### Problem requirements:
From the entries that follow, extract each line holding the string "write".

Data entries

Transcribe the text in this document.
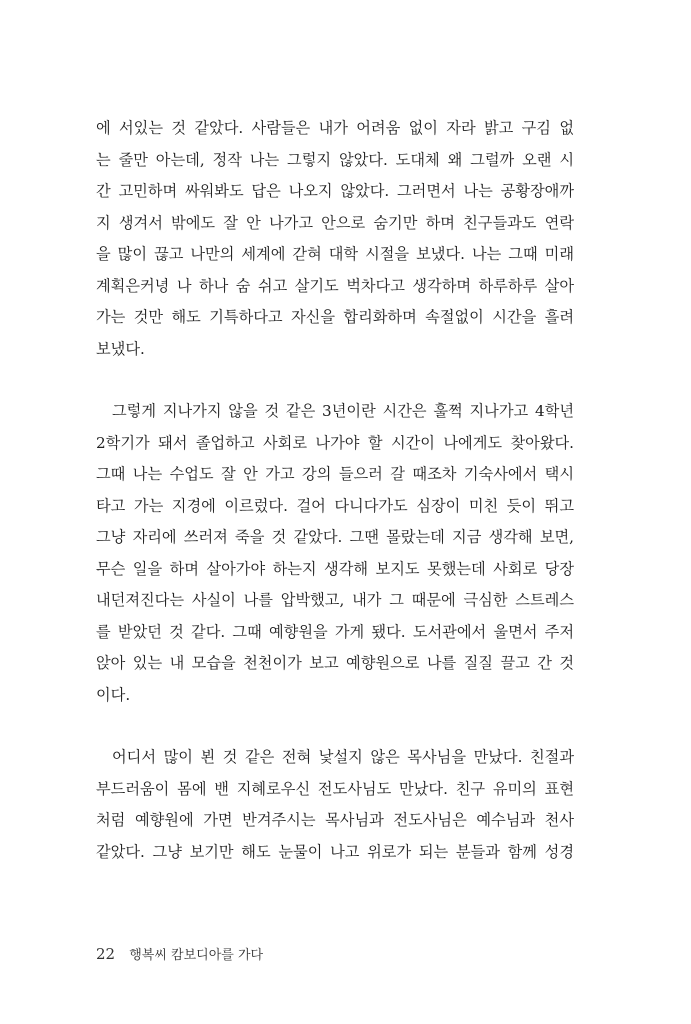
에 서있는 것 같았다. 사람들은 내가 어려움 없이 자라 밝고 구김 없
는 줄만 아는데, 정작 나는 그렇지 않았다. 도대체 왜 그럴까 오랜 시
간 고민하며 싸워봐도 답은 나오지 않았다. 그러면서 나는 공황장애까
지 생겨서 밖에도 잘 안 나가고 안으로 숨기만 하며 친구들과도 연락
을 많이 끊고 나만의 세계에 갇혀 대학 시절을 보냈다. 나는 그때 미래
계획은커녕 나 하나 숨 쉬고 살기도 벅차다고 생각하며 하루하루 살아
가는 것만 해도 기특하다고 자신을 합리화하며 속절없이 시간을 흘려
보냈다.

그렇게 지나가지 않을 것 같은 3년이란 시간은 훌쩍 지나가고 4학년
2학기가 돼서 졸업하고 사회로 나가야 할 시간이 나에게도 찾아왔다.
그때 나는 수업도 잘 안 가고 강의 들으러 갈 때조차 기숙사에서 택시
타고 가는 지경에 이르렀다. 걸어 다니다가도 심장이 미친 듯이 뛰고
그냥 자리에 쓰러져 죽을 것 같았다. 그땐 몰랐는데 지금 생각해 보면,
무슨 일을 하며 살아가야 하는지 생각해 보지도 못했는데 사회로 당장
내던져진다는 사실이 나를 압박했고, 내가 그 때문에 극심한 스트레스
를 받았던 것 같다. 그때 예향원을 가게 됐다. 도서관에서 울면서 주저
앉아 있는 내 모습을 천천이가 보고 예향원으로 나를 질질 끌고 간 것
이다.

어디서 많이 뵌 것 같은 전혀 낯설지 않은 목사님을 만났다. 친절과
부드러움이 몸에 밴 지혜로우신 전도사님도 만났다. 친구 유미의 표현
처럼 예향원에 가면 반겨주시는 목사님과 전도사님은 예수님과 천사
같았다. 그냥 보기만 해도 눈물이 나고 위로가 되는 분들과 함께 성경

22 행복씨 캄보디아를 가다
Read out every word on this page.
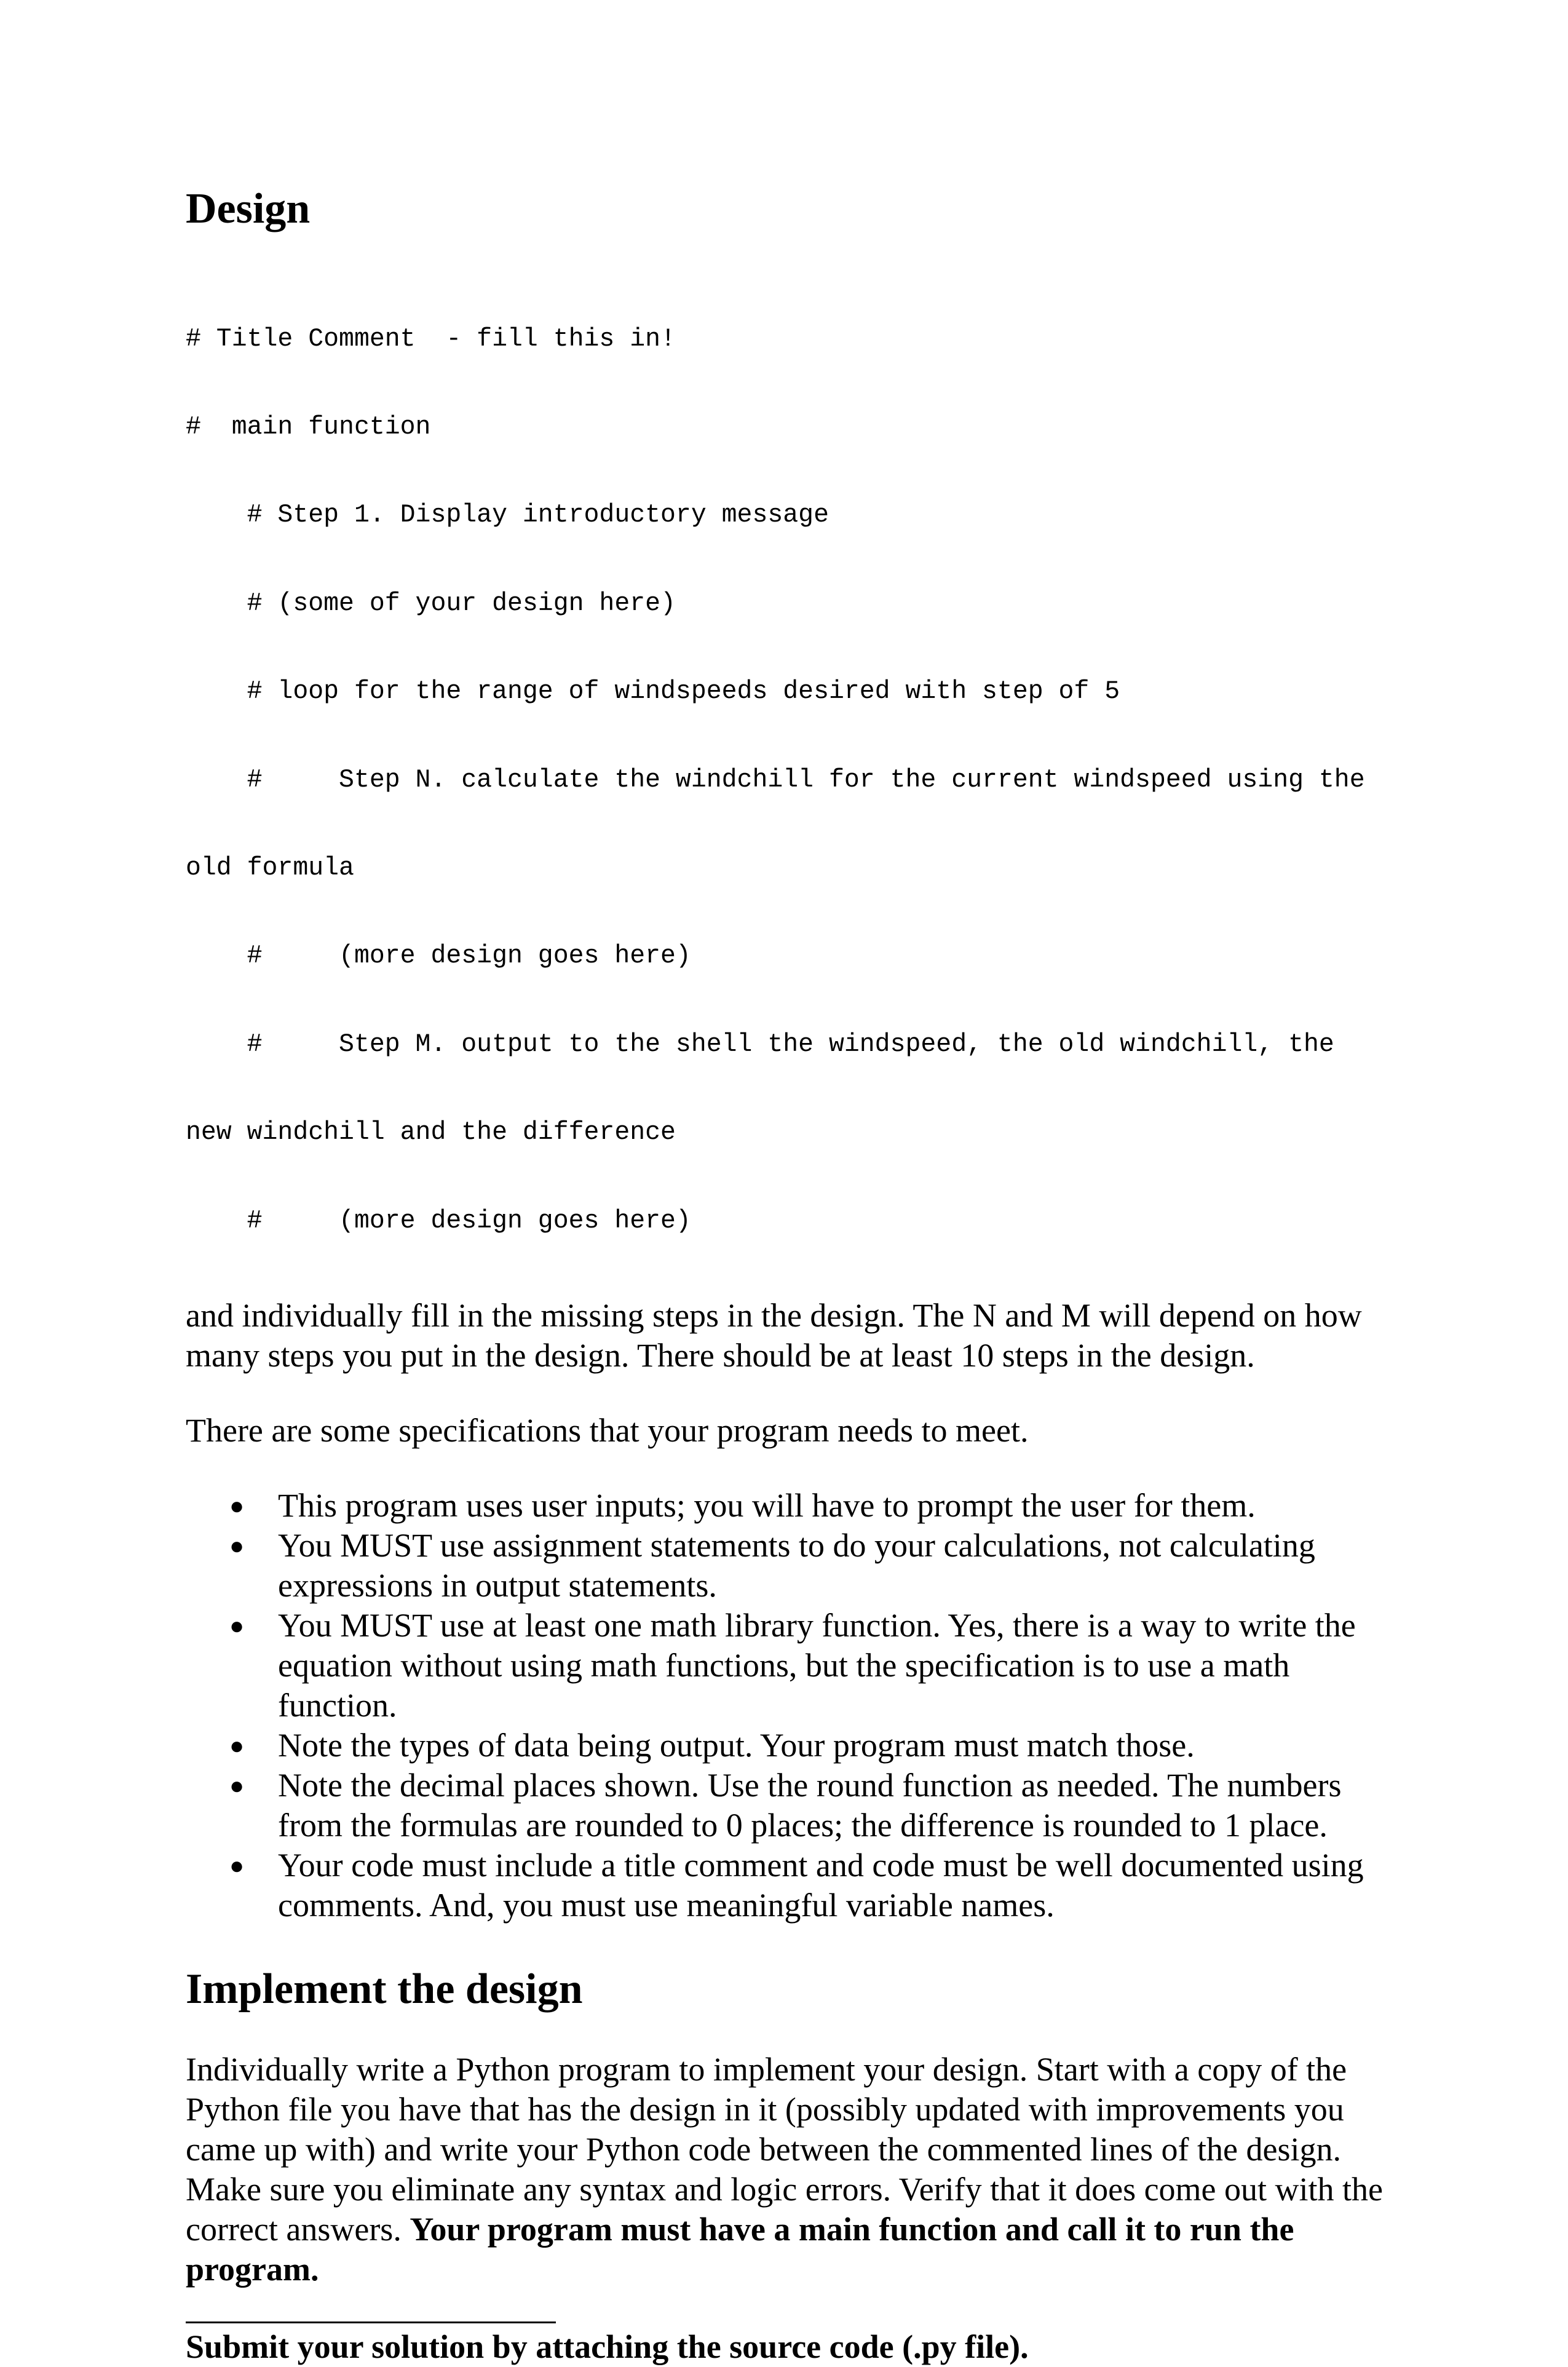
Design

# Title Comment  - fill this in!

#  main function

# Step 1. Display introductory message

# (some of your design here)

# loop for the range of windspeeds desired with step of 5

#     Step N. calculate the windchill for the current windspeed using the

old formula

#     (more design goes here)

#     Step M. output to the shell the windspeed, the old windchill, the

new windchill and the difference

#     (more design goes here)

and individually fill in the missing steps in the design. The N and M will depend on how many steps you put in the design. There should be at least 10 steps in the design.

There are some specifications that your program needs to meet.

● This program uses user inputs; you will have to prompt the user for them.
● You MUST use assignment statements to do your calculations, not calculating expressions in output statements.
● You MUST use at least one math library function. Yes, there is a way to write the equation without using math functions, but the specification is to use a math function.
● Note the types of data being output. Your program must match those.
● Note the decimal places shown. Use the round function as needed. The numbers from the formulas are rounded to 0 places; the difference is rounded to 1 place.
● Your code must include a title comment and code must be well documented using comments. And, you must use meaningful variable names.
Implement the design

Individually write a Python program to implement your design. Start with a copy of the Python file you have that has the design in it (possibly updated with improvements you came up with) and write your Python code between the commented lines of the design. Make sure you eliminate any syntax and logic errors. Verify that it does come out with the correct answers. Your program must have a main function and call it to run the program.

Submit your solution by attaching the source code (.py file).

### Output for this exercise:
● You MUST use at least one math library function. Yes, there is a way to write the equation without using math functions, but the specification is to use a math function.
Individually write a Python program to implement your design. Start with a copy of the Python file you have that has the design in it (possibly updated with improvements you came up with) and write your Python code between the commented lines of the design. Make sure you eliminate any syntax and logic errors. Verify that it does come out with the correct answers. Your program must have a main function and call it to run the program.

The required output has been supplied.